[START]

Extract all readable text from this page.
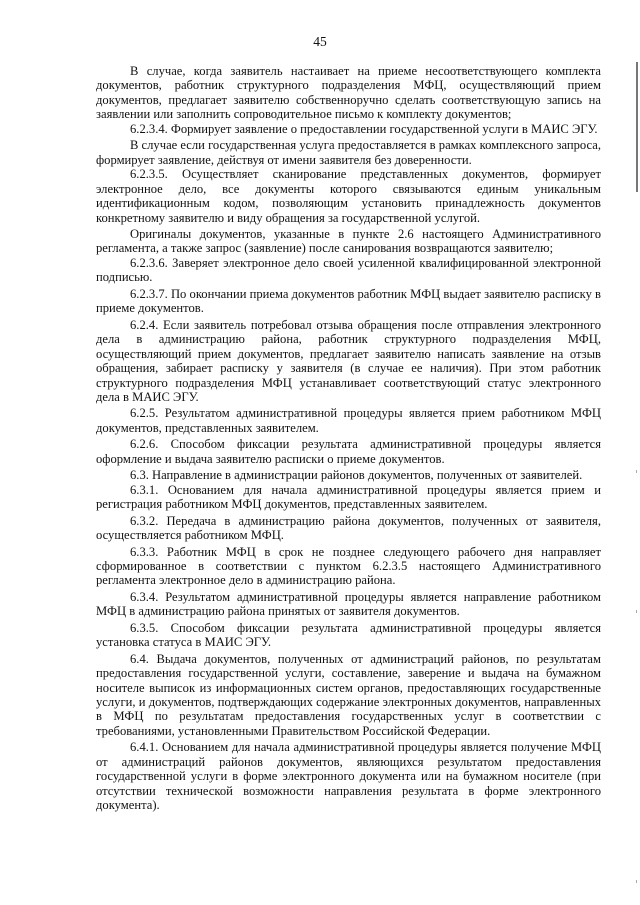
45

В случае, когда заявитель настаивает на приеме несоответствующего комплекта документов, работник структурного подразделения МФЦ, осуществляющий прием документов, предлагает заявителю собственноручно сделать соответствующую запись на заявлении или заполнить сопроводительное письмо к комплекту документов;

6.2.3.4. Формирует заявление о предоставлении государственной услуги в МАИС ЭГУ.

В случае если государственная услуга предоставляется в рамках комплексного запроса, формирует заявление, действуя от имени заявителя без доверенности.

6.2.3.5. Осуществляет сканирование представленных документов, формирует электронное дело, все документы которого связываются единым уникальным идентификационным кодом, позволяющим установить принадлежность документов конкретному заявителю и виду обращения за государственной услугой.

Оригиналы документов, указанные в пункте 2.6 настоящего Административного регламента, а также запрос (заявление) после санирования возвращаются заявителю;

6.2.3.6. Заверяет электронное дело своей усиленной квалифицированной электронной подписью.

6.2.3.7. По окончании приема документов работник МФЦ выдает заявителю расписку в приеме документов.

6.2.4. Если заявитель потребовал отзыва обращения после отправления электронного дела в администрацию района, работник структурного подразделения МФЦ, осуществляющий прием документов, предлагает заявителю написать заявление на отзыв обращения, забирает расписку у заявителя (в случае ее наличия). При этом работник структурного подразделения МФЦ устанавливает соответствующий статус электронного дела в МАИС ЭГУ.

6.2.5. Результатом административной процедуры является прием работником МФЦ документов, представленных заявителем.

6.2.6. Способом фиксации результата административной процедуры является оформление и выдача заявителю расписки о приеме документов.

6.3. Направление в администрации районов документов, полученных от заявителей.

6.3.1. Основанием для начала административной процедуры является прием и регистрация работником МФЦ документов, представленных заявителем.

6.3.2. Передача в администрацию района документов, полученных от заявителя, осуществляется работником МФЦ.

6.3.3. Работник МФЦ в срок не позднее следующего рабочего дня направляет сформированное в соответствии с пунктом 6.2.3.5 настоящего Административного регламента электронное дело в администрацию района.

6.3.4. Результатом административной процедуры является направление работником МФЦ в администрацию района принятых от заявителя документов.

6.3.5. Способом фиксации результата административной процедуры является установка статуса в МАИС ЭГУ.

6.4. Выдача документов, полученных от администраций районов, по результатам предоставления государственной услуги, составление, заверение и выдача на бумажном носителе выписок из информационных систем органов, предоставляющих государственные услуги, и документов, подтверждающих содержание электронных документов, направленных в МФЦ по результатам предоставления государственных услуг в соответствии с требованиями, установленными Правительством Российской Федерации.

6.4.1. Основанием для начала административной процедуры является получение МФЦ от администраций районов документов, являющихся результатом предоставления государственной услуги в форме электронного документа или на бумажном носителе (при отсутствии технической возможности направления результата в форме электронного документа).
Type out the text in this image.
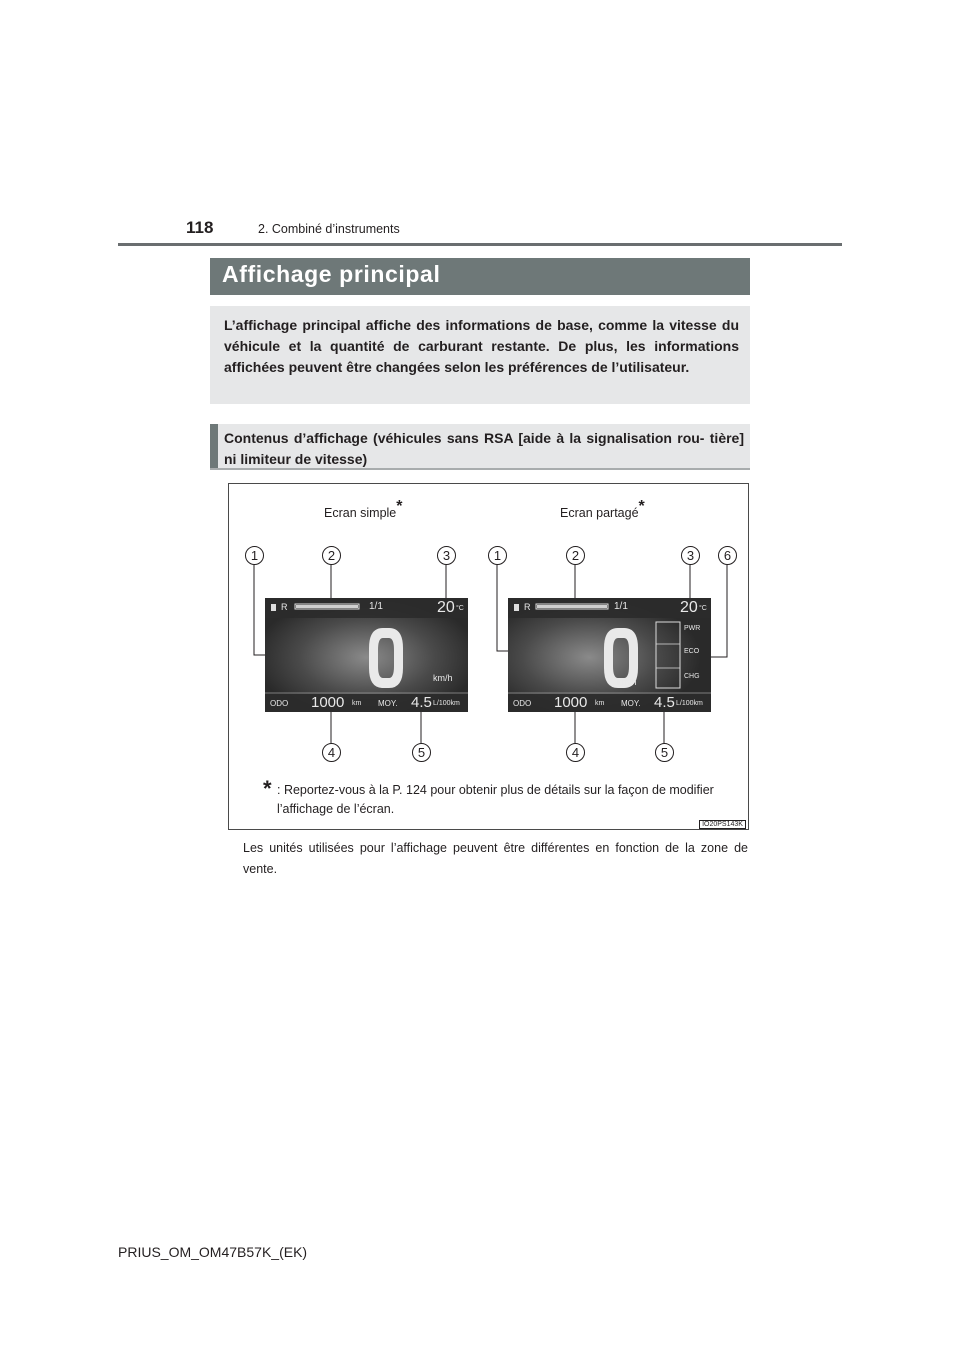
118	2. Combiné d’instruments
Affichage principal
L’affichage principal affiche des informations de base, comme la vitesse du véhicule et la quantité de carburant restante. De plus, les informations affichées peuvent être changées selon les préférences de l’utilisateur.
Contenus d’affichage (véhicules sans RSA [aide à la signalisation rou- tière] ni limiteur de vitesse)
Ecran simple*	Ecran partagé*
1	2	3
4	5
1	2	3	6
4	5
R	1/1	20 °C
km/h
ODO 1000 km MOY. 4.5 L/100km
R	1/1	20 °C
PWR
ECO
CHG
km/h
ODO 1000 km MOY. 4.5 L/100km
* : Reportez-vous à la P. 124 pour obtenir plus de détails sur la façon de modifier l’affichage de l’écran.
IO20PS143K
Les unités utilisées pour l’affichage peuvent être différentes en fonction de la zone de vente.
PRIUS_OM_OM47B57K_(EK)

[END]

Task prompt: Show all lines in the entries above where the string "выдача" appears.

Written response:
6.2.6. Способом фиксации результата административной процедуры является оформление и выдача заявителю расписки о приеме документов.
6.4. Выдача документов, полученных от администраций районов, по результатам предоставления государственной услуги, составление, заверение и выдача на бумажном носителе выписок из информационных систем органов, предоставляющих государственные услуги, и документов, подтверждающих содержание электронных документов, направленных в МФЦ по результатам предоставления государственных услуг в соответствии с требованиями, установленными Правительством Российской Федерации.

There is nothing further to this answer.